[REQUIRED TASK] Check each line of the records for "乌拉特前旗乌拉山镇成品南变"; collect those that have it.

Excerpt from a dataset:
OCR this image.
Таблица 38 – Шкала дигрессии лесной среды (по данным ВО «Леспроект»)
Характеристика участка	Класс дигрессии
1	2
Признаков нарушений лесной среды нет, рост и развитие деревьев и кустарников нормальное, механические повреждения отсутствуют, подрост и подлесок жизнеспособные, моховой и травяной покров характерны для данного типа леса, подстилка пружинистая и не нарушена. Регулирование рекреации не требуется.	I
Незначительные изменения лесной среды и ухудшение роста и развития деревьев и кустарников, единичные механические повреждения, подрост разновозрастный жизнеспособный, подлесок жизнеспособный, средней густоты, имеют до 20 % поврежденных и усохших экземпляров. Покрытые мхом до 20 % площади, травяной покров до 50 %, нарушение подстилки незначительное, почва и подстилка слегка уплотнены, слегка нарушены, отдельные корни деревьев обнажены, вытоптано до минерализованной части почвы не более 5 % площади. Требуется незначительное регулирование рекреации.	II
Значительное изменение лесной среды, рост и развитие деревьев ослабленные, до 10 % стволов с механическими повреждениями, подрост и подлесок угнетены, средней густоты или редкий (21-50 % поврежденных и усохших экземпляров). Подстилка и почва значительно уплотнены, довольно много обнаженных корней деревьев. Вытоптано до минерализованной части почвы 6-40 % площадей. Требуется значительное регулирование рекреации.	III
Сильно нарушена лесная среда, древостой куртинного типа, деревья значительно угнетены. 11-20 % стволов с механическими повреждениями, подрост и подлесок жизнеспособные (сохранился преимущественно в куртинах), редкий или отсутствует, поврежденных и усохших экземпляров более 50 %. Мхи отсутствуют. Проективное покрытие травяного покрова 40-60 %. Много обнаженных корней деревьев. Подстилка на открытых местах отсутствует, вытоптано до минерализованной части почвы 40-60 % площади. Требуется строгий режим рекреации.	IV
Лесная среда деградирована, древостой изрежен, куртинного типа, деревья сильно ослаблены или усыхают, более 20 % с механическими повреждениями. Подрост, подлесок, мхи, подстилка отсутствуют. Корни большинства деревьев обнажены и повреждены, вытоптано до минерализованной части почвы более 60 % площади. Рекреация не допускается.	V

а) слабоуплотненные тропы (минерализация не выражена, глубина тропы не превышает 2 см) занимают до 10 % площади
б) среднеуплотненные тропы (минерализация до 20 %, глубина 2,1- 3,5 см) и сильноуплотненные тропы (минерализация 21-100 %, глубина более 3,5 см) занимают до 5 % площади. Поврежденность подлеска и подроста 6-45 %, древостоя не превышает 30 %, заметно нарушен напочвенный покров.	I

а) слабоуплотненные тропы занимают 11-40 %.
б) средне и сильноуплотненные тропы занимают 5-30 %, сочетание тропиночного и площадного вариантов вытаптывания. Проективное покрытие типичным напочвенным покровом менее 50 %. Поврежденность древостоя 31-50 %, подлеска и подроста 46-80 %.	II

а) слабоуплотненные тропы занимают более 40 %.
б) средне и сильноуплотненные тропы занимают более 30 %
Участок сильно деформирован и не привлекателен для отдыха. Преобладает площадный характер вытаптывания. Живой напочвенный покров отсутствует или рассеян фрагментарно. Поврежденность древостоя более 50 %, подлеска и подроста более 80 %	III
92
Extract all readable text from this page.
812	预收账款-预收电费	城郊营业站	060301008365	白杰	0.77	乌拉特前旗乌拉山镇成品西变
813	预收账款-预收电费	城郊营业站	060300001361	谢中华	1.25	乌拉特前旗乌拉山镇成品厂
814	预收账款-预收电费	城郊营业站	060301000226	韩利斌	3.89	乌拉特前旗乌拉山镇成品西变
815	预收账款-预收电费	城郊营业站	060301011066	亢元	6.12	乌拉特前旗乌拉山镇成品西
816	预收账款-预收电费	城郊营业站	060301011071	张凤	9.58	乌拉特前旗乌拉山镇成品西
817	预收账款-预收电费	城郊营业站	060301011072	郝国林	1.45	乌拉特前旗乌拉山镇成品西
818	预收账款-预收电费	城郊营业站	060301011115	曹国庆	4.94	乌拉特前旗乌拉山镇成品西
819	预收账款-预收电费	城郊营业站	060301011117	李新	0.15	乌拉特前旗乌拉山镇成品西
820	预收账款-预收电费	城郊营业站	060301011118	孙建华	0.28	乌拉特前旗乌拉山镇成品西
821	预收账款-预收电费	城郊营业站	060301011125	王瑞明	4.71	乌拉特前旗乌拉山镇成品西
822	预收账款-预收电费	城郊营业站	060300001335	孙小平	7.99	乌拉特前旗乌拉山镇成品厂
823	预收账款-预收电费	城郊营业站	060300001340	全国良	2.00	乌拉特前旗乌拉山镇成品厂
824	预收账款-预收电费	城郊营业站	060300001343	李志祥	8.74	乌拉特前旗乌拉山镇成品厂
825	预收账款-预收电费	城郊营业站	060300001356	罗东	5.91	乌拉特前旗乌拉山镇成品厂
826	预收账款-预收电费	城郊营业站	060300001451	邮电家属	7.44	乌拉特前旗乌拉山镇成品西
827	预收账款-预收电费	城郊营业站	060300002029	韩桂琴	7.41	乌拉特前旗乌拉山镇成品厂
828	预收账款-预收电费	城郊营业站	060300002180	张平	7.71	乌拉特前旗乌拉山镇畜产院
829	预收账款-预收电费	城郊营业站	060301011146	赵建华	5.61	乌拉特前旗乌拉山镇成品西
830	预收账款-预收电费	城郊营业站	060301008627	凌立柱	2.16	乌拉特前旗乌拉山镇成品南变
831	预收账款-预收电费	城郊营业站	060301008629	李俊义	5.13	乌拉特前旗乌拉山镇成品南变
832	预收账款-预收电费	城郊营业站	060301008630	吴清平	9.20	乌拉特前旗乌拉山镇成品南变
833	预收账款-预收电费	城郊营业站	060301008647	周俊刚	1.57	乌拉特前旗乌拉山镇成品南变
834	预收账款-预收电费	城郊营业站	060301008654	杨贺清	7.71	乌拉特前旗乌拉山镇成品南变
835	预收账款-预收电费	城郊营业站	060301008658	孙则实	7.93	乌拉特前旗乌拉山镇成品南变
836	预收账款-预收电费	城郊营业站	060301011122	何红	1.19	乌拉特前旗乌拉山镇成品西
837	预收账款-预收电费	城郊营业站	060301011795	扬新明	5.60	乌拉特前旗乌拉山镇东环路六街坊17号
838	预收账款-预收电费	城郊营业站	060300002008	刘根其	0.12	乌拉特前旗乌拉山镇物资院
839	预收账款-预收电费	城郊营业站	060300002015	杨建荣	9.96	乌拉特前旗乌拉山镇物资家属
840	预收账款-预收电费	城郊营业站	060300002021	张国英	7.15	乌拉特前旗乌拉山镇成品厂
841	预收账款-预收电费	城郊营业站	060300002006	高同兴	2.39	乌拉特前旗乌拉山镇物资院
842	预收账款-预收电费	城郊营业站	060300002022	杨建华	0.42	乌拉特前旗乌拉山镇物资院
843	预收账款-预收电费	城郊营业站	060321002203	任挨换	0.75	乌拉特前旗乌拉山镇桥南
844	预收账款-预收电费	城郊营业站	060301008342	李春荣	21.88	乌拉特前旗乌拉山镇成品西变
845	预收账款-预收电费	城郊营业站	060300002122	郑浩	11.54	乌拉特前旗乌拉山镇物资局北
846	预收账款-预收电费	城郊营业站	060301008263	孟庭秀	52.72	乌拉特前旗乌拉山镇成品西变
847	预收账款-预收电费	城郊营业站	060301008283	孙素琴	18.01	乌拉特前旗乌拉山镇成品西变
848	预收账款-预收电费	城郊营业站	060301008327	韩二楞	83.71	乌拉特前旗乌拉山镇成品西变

[CORRECT RESPONSE]
830	预收账款-预收电费	城郊营业站	060301008627	凌立柱	2.16	乌拉特前旗乌拉山镇成品南变
831	预收账款-预收电费	城郊营业站	060301008629	李俊义	5.13	乌拉特前旗乌拉山镇成品南变
832	预收账款-预收电费	城郊营业站	060301008630	吴清平	9.20	乌拉特前旗乌拉山镇成品南变
833	预收账款-预收电费	城郊营业站	060301008647	周俊刚	1.57	乌拉特前旗乌拉山镇成品南变
834	预收账款-预收电费	城郊营业站	060301008654	杨贺清	7.71	乌拉特前旗乌拉山镇成品南变
835	预收账款-预收电费	城郊营业站	060301008658	孙则实	7.93	乌拉特前旗乌拉山镇成品南变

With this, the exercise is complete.